WHAT NEEDS TO BE DONE: Find the string "Voyez" in the listing and report every line that has it.

Start of DATA ENTRIES

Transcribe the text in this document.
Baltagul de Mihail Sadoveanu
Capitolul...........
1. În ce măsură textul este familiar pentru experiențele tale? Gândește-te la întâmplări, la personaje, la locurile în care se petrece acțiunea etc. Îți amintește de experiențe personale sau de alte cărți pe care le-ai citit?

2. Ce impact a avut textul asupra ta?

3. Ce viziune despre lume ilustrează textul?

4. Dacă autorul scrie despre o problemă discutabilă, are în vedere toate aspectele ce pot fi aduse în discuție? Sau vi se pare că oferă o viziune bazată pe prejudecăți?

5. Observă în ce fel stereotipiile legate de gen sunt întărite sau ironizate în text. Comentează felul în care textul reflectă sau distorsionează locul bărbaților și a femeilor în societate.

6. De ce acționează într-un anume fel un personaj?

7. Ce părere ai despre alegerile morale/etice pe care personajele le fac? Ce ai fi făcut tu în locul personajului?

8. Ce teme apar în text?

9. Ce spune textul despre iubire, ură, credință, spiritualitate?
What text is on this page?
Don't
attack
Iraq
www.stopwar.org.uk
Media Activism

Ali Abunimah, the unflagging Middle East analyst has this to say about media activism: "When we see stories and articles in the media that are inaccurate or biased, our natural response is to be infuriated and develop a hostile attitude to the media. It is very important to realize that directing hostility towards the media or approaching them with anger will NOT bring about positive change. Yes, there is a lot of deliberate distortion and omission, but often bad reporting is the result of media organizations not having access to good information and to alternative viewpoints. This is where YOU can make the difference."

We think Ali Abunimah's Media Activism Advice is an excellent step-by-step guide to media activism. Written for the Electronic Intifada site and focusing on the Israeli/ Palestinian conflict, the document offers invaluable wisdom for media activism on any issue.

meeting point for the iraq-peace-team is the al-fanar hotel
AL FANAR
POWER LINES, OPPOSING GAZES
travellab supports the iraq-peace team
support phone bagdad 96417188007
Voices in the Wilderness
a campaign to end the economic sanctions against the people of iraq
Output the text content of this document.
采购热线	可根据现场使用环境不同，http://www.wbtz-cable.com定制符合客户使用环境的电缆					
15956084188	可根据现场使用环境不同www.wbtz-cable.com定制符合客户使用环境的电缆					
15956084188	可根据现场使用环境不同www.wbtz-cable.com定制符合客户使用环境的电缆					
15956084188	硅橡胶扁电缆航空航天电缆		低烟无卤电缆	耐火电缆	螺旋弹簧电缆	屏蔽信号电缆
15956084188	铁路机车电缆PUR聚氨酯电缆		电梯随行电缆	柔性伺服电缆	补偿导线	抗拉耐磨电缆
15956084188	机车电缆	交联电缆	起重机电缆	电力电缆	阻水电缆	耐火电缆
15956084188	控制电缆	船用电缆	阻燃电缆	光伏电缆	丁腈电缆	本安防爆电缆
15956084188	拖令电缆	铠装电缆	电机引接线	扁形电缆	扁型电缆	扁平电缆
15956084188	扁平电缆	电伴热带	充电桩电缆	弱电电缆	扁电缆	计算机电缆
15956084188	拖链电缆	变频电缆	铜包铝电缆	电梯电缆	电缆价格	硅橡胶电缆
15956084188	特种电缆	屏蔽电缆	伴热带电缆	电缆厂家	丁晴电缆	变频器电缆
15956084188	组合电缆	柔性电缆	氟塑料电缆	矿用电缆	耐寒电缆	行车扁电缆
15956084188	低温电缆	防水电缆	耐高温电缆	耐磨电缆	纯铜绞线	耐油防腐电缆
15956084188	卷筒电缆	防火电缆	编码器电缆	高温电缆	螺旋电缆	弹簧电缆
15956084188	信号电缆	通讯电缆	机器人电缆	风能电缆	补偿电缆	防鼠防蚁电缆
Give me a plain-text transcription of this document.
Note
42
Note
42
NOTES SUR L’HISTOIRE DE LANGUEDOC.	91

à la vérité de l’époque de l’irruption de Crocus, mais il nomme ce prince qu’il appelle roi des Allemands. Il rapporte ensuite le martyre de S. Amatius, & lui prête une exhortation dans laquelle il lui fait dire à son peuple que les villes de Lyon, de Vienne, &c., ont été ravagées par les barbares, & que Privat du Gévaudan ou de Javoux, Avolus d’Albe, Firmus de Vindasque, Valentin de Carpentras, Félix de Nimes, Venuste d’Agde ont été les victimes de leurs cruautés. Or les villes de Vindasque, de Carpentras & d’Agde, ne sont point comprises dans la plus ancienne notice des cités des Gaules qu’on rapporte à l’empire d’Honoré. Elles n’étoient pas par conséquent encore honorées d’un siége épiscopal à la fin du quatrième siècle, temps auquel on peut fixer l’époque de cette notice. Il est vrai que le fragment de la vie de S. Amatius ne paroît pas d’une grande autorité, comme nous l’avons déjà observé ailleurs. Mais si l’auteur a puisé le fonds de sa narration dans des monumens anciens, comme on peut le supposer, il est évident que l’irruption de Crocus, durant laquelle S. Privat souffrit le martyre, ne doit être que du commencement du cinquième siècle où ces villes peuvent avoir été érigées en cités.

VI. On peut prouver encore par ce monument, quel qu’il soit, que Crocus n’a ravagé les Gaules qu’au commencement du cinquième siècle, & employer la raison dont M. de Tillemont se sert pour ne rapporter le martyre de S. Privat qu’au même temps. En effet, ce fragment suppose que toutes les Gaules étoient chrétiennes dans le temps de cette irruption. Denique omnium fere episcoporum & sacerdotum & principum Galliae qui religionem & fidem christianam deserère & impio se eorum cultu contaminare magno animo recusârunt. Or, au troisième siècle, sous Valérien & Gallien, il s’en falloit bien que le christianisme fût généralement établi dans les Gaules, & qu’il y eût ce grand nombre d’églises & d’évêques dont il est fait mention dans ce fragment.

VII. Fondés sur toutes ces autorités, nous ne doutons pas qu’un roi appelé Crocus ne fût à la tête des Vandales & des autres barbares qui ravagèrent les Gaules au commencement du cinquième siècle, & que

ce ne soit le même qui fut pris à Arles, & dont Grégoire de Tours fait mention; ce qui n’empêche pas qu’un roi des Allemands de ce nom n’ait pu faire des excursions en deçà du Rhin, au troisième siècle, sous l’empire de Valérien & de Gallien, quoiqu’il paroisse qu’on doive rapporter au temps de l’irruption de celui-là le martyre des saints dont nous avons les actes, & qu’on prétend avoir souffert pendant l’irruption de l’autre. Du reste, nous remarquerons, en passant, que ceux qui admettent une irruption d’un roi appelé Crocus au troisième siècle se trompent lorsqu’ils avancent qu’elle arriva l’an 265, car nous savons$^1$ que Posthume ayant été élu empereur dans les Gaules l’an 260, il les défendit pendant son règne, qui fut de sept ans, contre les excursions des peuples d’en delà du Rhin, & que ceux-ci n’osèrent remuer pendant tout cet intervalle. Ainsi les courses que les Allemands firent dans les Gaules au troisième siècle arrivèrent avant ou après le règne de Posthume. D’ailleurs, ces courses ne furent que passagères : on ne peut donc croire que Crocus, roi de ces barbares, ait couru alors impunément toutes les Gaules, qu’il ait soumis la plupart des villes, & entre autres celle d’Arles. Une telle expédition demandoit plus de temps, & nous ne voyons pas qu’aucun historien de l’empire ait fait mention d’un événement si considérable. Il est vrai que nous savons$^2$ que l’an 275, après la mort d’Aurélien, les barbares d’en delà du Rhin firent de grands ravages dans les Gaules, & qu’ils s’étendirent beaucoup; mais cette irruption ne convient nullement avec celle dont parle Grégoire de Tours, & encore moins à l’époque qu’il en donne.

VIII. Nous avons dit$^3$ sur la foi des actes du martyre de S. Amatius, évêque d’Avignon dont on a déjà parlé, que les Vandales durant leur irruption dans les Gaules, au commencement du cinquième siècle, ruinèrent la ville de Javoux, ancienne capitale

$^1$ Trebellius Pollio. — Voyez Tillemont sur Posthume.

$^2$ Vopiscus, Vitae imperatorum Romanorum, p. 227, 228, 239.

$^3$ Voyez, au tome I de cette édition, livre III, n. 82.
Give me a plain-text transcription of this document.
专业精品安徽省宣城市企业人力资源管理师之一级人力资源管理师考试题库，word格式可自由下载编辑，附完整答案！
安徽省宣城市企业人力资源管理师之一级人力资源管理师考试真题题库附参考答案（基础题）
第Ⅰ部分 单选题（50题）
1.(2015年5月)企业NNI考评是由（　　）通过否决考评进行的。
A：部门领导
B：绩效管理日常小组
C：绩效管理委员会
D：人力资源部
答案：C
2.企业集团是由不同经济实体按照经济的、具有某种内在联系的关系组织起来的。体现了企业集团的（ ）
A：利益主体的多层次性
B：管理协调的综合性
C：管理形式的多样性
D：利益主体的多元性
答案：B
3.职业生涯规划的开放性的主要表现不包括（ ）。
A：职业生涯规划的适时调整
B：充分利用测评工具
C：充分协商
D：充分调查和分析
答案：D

End of DATA ENTRIES

THE RESULT:
$^1$ Trebellius Pollio. — Voyez Tillemont sur Posthume.
$^3$ Voyez, au tome I de cette édition, livre III, n. 82.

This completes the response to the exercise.